= GIVEN TASK =
Identify the lines holding "clean" and copy them.

= MATERIAL PROVIDED =
────────────────

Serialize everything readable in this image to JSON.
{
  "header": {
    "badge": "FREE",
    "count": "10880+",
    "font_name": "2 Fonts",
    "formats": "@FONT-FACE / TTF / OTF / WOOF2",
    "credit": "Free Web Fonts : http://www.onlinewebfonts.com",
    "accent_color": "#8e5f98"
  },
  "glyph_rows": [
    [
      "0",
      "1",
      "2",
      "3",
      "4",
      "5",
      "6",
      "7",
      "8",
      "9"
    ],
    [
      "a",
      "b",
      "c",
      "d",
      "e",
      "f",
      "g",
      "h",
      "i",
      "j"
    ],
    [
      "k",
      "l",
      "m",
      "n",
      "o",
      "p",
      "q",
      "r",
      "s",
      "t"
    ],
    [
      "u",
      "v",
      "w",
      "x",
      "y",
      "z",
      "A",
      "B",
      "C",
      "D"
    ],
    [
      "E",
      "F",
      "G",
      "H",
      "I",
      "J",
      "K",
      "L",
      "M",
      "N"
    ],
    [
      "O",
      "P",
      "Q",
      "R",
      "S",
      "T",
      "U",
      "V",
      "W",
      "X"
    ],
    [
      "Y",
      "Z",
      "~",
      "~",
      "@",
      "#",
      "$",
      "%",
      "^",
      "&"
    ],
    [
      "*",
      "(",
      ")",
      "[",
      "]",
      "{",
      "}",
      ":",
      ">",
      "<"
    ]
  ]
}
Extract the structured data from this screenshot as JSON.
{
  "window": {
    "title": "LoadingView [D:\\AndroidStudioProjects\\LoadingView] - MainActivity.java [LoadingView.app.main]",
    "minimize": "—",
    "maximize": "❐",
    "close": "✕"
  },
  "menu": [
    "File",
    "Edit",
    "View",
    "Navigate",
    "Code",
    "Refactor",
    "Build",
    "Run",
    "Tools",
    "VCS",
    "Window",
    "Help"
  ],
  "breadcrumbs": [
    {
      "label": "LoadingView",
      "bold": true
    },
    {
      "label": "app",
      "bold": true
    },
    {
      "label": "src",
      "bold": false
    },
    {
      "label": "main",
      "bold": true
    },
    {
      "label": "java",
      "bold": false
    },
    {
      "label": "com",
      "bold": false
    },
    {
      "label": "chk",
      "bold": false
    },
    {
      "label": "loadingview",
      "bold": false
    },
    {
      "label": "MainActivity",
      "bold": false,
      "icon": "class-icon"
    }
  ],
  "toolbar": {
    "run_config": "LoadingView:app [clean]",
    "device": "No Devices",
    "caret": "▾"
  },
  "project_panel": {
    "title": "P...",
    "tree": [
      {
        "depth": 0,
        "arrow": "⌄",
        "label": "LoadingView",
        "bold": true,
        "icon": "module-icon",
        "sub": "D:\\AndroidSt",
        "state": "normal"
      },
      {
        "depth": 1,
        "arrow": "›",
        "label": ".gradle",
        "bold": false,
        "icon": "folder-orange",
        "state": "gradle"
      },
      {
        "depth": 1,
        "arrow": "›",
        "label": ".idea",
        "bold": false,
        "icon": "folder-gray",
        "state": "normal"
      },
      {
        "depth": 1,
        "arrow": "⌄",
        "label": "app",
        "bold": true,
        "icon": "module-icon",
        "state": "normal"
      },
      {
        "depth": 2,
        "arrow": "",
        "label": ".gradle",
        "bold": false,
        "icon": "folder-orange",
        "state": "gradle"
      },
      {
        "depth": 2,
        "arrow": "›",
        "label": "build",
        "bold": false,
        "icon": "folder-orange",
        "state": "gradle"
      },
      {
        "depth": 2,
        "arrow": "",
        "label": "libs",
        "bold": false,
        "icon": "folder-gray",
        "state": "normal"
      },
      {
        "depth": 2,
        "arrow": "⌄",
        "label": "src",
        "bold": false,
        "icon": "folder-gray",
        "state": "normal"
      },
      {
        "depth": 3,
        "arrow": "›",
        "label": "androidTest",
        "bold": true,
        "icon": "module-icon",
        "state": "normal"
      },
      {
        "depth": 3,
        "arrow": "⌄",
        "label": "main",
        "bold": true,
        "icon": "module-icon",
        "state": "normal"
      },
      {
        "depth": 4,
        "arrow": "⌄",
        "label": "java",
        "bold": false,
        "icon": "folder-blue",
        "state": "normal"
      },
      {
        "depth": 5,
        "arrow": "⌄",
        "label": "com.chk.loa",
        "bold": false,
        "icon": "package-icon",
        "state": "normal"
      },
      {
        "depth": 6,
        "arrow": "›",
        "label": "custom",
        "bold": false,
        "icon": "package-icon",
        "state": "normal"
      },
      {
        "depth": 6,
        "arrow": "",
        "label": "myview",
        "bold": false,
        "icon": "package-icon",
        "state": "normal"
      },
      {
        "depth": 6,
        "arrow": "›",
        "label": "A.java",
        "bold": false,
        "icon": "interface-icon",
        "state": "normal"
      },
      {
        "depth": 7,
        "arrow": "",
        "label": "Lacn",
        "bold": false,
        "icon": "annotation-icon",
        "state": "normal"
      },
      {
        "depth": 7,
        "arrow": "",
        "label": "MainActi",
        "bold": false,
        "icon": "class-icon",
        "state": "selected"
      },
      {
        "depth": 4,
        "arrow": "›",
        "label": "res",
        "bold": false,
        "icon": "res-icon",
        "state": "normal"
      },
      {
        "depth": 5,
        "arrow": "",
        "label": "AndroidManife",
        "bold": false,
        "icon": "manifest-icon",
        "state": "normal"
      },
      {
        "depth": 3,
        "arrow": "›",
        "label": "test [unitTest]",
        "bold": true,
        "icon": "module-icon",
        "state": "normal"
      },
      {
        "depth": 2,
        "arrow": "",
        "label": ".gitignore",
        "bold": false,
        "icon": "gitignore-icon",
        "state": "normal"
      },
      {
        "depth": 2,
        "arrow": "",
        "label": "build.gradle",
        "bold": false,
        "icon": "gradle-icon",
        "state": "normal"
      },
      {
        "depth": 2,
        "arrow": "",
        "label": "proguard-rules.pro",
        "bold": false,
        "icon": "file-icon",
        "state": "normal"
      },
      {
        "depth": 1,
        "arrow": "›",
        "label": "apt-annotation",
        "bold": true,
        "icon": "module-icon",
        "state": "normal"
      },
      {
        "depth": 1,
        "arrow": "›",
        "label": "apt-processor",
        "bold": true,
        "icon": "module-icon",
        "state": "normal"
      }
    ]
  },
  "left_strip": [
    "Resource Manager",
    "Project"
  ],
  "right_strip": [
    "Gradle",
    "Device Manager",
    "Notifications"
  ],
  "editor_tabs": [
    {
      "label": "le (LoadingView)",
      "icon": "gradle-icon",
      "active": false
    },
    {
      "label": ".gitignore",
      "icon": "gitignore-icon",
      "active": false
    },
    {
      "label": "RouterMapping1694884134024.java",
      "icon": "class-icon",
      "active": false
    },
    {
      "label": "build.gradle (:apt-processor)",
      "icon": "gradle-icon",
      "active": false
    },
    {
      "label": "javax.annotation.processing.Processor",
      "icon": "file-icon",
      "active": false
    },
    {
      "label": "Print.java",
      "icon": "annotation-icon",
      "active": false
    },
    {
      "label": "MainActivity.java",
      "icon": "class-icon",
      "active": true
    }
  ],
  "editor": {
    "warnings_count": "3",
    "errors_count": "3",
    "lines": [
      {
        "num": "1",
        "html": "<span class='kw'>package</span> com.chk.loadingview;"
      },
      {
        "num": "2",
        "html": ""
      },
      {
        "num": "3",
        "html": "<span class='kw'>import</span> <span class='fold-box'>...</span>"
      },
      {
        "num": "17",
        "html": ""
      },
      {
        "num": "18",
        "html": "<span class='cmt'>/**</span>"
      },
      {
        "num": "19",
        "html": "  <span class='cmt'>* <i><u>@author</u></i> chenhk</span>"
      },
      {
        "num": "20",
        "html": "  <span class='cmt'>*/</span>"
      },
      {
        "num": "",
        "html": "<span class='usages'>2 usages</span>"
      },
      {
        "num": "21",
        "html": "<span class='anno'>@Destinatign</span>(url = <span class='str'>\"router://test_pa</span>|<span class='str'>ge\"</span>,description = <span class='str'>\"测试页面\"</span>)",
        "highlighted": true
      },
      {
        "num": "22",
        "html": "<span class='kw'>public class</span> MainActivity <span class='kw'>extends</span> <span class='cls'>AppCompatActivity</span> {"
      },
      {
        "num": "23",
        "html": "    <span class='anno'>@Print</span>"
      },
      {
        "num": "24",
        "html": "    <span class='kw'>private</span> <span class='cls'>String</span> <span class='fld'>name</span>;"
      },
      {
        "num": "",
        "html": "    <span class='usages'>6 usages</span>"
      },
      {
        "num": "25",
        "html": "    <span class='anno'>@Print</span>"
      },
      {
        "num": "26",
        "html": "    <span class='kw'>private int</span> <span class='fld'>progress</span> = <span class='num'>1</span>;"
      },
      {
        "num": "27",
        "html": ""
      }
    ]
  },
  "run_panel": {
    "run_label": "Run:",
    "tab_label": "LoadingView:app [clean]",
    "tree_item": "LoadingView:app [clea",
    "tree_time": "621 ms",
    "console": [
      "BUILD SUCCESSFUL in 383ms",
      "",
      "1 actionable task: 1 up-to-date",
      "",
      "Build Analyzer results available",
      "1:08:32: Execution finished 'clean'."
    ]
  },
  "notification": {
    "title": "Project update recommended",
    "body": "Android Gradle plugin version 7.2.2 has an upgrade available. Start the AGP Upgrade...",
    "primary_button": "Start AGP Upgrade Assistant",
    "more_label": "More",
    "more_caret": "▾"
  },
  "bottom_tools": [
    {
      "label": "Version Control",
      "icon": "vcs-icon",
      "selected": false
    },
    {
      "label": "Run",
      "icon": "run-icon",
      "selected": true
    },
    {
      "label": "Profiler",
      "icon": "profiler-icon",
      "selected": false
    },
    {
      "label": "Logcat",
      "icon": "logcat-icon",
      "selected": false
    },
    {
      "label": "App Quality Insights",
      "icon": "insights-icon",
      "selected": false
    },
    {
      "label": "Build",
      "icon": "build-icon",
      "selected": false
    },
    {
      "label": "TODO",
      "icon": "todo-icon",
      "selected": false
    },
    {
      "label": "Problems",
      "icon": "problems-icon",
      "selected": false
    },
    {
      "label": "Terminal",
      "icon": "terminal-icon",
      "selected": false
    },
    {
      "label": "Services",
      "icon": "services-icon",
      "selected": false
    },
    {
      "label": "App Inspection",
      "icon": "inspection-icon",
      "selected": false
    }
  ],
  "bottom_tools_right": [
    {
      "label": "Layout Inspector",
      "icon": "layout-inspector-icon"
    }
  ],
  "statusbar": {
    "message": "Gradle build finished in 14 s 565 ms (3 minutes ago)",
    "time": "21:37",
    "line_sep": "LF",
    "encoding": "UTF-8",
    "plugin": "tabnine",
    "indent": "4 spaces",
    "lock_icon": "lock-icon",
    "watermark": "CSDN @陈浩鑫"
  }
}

────────────────

= ANSWER FOR THE TASK =
    "run_config": "LoadingView:app [clean]",
    "tab_label": "LoadingView:app [clean]",
      "1:08:32: Execution finished 'clean'."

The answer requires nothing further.